## Start
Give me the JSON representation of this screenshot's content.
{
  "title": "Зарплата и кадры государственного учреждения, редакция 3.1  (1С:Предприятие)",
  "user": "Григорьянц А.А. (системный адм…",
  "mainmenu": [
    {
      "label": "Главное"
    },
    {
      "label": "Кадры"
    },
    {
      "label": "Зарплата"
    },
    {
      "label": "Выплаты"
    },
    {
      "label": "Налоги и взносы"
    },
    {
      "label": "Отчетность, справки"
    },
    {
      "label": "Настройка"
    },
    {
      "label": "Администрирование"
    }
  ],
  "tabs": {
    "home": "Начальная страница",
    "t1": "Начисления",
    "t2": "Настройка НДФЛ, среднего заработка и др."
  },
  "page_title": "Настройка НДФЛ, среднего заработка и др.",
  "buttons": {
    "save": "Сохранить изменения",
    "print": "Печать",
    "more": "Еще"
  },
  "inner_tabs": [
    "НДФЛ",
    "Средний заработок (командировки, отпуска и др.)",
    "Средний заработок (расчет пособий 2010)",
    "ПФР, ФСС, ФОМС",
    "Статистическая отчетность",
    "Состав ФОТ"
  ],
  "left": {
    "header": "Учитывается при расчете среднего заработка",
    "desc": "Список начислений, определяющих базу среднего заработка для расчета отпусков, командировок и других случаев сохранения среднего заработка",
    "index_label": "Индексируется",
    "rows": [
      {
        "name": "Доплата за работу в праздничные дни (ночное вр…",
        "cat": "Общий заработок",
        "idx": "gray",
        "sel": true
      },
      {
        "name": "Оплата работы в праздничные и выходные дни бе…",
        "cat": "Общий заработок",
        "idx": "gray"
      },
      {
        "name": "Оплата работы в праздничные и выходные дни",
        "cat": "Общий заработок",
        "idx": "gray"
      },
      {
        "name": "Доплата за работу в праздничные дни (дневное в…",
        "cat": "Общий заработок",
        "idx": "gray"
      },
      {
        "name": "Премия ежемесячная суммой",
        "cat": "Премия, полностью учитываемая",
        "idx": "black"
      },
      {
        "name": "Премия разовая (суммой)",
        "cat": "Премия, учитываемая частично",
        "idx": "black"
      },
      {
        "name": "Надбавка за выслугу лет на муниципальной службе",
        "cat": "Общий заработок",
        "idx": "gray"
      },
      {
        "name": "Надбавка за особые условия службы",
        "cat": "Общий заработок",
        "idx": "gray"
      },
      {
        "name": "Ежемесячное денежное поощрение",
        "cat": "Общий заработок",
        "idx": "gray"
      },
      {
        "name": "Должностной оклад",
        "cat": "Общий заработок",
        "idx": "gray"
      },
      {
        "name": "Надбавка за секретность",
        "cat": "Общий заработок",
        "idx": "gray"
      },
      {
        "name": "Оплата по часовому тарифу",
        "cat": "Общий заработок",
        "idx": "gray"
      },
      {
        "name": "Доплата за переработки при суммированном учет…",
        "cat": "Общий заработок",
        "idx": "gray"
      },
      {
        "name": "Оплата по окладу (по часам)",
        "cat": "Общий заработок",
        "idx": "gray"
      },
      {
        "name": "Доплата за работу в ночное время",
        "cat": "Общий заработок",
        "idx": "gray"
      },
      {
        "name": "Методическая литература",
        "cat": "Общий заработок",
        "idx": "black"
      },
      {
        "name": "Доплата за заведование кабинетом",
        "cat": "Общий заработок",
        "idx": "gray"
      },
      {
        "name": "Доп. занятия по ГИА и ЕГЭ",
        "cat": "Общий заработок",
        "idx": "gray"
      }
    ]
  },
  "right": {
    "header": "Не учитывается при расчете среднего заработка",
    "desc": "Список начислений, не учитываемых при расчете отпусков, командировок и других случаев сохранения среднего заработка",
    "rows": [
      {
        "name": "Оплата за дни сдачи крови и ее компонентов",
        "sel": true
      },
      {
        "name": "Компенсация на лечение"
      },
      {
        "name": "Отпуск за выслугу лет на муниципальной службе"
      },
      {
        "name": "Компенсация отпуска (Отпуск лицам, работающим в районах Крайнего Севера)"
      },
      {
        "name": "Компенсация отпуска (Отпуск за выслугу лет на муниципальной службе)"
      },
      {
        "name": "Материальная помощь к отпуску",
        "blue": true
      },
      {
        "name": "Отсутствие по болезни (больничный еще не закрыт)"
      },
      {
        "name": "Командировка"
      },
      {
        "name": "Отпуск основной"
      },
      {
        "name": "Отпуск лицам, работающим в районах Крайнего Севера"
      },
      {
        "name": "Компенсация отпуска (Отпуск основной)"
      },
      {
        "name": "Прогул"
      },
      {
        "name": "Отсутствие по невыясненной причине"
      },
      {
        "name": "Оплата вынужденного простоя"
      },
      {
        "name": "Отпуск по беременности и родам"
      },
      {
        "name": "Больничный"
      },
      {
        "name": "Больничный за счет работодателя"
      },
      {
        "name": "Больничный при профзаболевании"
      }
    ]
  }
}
## End
* **EXERCISE OBJECTIVE**
Show every line of the records above that contains the word "командировок".

* **SOLUTION**
    "desc": "Список начислений, определяющих базу среднего заработка для расчета отпусков, командировок и других случаев сохранения среднего заработка",
    "desc": "Список начислений, не учитываемых при расчете отпусков, командировок и других случаев сохранения среднего заработка",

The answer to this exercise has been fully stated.